_Brief_
From the entries that follow, gather each line holding the word "karty".

_Records for this exercise_
= = = = =

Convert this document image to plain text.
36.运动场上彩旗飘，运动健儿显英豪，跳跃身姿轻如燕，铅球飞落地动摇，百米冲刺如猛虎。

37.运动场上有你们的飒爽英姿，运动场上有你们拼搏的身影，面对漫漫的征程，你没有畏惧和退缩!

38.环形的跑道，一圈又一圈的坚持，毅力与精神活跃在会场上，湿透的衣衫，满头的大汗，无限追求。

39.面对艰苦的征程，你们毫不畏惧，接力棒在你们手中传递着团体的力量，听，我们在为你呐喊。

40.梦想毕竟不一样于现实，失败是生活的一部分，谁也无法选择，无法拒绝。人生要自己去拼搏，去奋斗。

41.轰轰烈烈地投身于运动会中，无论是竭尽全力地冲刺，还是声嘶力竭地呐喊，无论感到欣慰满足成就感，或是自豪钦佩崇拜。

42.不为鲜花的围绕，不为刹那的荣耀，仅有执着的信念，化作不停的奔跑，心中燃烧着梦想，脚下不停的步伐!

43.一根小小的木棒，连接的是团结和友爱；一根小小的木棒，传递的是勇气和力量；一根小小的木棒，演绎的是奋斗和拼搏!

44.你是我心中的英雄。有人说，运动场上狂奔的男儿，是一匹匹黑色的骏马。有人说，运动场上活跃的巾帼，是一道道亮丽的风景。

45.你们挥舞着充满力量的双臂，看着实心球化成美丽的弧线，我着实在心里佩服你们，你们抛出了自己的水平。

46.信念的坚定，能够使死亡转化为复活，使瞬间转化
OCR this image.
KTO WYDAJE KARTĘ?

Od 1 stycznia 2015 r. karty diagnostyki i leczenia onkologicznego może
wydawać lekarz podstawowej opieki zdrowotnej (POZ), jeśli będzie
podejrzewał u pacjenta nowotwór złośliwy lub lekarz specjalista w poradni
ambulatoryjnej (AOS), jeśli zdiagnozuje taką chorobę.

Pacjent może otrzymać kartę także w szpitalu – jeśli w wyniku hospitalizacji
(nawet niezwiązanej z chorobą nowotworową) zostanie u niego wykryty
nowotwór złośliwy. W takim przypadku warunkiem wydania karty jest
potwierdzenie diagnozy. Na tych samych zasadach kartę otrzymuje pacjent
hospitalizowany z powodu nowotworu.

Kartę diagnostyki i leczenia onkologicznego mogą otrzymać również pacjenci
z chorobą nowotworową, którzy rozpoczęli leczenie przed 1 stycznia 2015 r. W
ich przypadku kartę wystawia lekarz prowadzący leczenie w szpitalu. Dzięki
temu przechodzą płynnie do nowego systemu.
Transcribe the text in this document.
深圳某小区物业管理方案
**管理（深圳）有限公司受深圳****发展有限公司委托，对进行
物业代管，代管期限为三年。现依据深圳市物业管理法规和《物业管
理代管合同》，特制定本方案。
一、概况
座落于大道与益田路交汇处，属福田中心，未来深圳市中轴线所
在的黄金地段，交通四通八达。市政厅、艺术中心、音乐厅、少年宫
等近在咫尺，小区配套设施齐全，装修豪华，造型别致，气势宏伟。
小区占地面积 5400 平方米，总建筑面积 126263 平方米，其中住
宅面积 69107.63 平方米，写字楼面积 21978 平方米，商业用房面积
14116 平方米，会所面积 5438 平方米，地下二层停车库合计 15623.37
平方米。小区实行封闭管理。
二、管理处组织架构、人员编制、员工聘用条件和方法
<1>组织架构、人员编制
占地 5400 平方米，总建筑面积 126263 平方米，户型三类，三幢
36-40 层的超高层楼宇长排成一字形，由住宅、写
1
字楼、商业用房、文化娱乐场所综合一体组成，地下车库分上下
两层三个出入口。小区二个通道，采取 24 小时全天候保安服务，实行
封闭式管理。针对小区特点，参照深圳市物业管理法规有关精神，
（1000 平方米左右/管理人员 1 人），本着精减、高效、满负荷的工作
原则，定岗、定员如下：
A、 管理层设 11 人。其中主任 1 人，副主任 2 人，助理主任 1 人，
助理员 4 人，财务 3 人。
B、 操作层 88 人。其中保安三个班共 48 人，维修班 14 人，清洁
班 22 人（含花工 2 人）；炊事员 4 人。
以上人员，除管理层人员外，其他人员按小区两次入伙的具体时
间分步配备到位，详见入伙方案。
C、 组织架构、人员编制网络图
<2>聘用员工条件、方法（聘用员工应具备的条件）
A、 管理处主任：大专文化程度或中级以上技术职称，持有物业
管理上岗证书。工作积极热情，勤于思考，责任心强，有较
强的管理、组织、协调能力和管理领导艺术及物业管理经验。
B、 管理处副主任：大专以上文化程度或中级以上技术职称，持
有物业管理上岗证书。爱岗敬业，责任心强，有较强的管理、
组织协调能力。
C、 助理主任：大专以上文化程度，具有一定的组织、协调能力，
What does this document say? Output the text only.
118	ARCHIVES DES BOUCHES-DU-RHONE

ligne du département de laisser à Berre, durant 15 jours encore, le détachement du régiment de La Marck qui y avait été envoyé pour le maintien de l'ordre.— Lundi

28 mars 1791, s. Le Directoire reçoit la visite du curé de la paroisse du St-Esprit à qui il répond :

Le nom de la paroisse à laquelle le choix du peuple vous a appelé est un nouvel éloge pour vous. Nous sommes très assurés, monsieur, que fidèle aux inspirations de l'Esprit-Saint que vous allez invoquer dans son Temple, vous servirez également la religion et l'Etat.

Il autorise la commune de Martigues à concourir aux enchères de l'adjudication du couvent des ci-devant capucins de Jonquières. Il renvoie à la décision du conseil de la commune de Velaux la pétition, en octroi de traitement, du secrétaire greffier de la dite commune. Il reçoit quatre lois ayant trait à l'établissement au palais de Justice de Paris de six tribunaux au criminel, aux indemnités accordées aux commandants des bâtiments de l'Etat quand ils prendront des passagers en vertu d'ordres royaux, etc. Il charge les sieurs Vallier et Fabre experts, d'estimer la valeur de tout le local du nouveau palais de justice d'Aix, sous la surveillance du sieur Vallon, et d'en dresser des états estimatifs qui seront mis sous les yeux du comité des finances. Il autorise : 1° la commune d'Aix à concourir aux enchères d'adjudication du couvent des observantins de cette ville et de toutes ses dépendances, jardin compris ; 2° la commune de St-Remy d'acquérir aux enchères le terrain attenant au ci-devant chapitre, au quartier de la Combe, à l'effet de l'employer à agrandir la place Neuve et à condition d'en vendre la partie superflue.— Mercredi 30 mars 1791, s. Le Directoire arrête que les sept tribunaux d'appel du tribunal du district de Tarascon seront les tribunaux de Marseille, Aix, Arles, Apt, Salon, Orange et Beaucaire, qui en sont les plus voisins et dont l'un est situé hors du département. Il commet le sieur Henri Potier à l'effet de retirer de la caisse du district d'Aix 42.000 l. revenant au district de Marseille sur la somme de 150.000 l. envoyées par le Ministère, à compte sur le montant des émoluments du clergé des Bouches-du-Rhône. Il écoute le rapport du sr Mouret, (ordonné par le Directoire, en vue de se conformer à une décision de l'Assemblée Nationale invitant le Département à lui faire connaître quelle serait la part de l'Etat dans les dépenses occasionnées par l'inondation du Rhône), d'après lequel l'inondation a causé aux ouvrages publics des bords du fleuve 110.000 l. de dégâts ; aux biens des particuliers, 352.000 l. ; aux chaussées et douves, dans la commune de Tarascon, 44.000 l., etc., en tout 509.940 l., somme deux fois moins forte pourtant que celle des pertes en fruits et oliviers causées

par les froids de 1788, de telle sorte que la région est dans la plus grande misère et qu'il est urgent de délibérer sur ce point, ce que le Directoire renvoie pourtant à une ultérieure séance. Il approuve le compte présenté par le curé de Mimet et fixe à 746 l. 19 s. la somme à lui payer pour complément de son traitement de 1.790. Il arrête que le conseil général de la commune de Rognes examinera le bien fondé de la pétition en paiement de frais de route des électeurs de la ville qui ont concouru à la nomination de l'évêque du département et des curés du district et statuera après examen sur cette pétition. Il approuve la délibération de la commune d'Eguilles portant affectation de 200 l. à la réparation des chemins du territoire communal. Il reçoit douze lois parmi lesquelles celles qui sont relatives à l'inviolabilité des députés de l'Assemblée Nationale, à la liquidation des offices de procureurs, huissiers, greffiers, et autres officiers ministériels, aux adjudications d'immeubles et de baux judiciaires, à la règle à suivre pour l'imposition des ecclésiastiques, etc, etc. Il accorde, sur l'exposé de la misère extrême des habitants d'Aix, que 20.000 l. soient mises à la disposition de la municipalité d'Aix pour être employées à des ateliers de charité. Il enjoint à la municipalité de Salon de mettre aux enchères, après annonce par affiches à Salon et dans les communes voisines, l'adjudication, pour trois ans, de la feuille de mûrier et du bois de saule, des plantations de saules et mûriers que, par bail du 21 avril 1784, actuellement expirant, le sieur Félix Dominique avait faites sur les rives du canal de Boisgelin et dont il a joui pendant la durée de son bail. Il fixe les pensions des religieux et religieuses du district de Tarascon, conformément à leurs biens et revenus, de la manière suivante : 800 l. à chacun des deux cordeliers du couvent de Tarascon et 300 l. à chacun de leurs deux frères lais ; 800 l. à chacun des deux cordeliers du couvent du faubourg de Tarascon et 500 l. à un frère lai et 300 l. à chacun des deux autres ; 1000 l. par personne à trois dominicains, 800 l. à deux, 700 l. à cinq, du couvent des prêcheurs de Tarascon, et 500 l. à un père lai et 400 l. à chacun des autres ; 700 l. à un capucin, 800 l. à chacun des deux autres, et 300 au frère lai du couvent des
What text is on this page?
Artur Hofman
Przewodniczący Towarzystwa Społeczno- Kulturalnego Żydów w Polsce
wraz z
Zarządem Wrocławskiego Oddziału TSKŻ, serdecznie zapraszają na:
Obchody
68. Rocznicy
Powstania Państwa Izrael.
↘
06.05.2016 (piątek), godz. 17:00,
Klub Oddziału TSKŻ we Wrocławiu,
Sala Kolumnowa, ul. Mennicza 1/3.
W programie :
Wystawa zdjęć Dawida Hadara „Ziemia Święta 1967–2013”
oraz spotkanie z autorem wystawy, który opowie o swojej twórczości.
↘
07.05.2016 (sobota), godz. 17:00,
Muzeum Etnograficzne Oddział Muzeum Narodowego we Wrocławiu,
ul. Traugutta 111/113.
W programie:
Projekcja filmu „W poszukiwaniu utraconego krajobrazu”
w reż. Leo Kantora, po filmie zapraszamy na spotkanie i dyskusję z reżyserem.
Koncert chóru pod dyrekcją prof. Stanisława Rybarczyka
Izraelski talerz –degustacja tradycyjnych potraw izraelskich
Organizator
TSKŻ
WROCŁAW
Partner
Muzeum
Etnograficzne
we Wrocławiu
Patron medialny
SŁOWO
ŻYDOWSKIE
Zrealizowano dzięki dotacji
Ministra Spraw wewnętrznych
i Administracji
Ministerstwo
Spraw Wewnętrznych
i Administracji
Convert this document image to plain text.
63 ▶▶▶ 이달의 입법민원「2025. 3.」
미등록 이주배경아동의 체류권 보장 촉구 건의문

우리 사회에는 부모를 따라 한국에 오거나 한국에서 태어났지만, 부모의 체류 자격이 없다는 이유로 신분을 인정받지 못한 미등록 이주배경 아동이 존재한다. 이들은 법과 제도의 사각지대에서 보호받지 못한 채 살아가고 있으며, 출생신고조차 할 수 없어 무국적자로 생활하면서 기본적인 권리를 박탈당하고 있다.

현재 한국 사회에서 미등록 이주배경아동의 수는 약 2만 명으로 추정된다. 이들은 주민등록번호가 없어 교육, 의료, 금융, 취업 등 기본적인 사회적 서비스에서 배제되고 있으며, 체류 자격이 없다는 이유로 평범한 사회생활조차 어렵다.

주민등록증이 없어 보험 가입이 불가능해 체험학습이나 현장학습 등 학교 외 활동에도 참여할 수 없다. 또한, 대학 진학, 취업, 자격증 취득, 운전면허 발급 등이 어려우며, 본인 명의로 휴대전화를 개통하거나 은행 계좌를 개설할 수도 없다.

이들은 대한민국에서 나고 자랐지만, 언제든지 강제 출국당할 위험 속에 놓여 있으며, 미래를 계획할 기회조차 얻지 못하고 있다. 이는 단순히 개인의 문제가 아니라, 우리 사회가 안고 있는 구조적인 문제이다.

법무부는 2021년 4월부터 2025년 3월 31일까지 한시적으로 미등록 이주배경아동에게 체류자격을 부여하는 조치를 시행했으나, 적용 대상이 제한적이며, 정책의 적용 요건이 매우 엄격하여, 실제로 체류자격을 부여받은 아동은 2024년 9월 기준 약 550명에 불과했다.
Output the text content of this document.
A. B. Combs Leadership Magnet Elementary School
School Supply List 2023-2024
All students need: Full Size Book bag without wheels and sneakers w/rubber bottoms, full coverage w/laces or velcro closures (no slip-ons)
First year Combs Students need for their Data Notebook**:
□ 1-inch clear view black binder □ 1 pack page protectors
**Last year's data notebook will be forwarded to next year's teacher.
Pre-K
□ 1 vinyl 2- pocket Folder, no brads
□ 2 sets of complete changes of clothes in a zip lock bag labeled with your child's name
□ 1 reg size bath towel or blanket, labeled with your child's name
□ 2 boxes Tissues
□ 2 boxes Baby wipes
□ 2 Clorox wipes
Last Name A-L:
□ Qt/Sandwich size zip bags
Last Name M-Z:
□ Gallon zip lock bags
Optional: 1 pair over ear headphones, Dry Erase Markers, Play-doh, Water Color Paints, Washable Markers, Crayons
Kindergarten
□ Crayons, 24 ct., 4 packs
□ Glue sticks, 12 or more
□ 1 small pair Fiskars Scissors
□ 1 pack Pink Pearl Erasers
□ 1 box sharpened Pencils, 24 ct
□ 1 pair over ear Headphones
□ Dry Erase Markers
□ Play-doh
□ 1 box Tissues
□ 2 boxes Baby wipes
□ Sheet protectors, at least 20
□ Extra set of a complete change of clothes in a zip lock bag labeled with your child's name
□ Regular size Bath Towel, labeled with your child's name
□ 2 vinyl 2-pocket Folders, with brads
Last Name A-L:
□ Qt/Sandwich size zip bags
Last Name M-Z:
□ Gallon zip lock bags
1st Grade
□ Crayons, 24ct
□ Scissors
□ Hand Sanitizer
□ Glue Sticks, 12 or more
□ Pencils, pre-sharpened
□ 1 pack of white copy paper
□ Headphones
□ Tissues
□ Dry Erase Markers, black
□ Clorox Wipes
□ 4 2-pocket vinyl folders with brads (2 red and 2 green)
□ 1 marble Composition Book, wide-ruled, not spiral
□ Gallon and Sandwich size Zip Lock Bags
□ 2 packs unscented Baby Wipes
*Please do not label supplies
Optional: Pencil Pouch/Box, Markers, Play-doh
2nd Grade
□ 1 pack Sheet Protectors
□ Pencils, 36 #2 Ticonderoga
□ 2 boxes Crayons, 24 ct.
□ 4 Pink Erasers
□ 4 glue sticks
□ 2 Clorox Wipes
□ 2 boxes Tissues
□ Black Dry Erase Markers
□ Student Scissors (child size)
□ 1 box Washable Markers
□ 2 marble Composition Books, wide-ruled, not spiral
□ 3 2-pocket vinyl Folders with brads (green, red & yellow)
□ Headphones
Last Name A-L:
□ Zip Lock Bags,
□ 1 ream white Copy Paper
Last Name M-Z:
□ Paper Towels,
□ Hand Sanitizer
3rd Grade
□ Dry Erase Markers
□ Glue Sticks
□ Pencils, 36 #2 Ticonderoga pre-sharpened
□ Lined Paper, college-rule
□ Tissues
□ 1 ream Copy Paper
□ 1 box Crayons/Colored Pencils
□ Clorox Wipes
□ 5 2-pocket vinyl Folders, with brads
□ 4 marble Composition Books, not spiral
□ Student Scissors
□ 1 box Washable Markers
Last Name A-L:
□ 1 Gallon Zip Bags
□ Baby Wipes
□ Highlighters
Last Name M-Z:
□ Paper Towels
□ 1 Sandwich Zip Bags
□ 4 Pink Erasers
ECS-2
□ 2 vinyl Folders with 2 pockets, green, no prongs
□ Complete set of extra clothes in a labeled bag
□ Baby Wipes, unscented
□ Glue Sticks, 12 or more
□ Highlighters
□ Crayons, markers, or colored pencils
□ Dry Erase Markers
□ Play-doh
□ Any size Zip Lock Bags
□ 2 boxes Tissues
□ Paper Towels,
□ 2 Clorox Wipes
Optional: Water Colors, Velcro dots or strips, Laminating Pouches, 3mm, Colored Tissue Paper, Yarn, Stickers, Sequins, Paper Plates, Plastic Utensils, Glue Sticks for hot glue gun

= = = = =

_Solved problem_
Od 1 stycznia 2015 r. karty diagnostyki i leczenia onkologicznego może
nowotwór złośliwy. W takim przypadku warunkiem wydania karty jest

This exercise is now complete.